• [TEXTO]
-----
A veces la poesía no alcanza, no llega. En esos casos, uno intenta tirar de los grandes, en especial de los grandes difíciles,

que pueden servir durante algún tiempo, pero si la realidad sube otro escalón o se sube al siguiente rellano, los grandes difíciles

tampoco alcanzan ya a decir, no consiguen nombrar el estado de la cuestión —con esa mezcla de lucidez, penumbra y belleza—.

Digamos que la realidad —que es el territorio del ser, pero que nadie se asuste— ha dado otra vuelta de tuerca y los grandes

ya no llegan.

Para no dejar un sembrado de dudas: los grandes son los grandes: los que nadie discute. Personalmente busqué sobre todo

en Pessoa, en Vallejo, en Rimbaud, en Aleixandre; también —pero menos— en Eliot, en Pound, en Baudelaire; incluso en

Wallace Stevens. Marosa di Giorgio, que es como irse a un sueño, me permitió sosegarme unos cuantos días especialmente

duros. En cambio, Dylan Thomas o Emily Dickinson casi nunca me sacan del apuro: son sensibilidades extremas: su poesía es

penetrante y corta como un filo pero —para ciertas necesidades— es muy escueta: instantánea como un rayo, entra hasta el fondo

y sale, pero exige unos reflejos muy rápidos que no tengo.
-----
• [REGISTROS SIN PROCESAR]
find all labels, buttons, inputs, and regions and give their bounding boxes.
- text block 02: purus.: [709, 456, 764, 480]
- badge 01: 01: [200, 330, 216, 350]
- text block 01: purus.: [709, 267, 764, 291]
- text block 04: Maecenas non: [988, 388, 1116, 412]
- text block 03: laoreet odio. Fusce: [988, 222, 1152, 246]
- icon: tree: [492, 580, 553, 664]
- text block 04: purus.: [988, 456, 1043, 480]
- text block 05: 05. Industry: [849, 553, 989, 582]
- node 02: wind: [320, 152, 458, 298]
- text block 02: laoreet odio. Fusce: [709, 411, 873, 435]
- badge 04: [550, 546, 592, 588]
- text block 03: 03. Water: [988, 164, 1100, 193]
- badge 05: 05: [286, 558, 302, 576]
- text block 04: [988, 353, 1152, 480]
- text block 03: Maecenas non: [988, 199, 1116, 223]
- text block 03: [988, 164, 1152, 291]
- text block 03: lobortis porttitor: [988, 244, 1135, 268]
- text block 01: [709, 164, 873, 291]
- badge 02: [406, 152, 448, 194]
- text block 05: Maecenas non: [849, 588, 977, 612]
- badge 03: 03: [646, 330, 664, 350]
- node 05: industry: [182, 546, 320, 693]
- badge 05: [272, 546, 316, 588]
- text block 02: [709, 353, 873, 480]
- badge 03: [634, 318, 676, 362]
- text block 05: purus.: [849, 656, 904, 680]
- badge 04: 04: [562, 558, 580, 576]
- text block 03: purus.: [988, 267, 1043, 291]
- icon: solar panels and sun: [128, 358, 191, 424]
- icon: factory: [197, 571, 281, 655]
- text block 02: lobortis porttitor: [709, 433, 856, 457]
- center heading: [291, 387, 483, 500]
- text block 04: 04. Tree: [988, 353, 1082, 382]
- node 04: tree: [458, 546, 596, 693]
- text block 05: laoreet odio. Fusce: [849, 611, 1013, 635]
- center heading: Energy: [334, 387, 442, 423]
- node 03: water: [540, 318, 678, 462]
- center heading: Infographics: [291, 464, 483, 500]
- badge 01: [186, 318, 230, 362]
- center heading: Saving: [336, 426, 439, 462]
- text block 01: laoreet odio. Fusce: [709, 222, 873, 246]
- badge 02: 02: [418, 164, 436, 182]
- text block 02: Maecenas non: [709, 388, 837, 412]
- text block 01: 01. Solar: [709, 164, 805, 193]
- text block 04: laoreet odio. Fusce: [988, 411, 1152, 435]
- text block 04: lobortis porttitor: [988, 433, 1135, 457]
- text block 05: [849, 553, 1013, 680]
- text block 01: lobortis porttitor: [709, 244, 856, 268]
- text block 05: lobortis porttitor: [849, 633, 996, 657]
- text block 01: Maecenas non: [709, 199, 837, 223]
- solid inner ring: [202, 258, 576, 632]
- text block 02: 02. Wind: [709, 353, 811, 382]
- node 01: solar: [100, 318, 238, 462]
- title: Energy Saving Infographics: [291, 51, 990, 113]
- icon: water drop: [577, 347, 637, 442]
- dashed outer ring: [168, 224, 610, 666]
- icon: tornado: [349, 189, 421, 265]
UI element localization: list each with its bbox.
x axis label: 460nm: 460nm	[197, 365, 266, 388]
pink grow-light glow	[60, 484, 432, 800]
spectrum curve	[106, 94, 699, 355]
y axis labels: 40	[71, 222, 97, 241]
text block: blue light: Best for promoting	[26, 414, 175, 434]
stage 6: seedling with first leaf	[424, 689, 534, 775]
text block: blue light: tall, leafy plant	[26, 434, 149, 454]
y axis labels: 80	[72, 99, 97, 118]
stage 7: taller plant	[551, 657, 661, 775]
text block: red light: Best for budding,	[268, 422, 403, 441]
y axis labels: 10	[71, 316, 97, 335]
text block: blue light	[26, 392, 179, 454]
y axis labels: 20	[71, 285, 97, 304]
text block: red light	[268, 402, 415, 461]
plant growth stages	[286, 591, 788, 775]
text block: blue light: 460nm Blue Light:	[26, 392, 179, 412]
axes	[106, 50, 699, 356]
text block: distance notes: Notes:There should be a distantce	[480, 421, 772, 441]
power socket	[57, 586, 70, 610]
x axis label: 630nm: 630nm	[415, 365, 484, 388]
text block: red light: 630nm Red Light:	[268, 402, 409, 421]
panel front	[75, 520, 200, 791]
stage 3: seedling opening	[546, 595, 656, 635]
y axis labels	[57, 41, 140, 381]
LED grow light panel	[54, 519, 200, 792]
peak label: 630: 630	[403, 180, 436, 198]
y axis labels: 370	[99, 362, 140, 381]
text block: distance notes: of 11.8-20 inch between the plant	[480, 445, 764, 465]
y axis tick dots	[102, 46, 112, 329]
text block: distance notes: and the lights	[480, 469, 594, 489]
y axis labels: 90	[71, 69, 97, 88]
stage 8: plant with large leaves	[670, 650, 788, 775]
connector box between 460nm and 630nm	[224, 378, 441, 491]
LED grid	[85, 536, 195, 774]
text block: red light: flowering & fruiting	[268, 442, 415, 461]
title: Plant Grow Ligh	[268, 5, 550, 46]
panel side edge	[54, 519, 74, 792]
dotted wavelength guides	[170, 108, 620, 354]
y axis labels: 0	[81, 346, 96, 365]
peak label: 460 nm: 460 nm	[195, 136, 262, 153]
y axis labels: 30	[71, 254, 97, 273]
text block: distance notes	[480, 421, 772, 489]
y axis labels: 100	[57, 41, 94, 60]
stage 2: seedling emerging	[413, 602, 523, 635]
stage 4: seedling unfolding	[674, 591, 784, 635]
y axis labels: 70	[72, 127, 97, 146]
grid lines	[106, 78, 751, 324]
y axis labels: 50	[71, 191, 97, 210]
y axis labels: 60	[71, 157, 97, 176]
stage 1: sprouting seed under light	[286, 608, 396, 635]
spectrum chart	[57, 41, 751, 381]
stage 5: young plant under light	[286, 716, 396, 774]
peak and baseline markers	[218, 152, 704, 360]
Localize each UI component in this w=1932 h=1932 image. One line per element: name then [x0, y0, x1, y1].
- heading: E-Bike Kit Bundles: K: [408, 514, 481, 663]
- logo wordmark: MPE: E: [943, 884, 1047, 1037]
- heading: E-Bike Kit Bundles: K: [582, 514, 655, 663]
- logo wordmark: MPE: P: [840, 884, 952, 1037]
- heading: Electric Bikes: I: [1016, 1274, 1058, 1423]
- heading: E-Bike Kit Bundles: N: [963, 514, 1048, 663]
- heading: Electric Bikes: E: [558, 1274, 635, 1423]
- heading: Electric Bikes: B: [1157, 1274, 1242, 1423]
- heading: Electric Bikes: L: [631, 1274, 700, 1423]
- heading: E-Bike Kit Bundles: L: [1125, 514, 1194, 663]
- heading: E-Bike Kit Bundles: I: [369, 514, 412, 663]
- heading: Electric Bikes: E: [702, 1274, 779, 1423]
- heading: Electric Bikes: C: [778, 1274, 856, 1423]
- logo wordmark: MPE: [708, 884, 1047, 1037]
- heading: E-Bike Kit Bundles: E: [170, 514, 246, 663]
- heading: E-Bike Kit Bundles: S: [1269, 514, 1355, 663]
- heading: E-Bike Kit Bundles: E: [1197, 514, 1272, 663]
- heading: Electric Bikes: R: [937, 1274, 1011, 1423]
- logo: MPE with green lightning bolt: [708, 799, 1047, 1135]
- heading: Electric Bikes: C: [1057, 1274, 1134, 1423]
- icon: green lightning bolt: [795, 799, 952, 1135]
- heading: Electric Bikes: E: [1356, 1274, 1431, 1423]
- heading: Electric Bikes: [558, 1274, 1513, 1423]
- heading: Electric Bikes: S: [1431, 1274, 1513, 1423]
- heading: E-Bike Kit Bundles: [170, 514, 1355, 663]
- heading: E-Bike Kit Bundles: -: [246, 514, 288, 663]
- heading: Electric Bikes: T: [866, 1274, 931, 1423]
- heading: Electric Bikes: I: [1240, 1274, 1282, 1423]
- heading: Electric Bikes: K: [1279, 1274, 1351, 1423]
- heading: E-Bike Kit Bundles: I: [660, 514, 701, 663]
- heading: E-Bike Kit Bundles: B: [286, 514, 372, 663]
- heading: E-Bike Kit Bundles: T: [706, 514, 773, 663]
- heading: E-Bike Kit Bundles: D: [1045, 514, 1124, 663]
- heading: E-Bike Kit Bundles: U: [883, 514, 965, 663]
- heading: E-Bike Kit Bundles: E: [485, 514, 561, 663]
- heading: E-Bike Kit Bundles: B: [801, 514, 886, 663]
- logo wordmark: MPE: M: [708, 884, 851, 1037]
-----
• [TAREAS]
1 – Resume en dos oraciones el texto sobre la poesía.
2 – Según el texto sobre la poesía, ¿qué poeta permitió sosegarse unos cuantos días especialmente duros?
3 – ¿Cómo se traduce al inglés esta oración del texto sobre la poesía: "Marosa di Giorgio, que es como irse a un sueño, me permitió sosegarme unos cuantos días especialmente duros."?

• [RESPUESTAS DEL EJERCICIO]
1 – A veces la poesía no alcanza, y cuando la realidad da otra vuelta de tuerca ni siquiera los grandes poetas difíciles consiguen nombrar el estado de la cuestión. Quien escribe buscó sobre todo en Pessoa, Vallejo, Rimbaud y Aleixandre, halló sosiego en Marosa di Giorgio y casi nunca sale del apuro con Dylan Thomas o Emily Dickinson, cuya poesía es penetrante pero muy escueta.

2 – Marosa di Giorgio.

3 – Marosa di Giorgio, who is like drifting off into a dream, allowed me to calm down during a few especially hard days.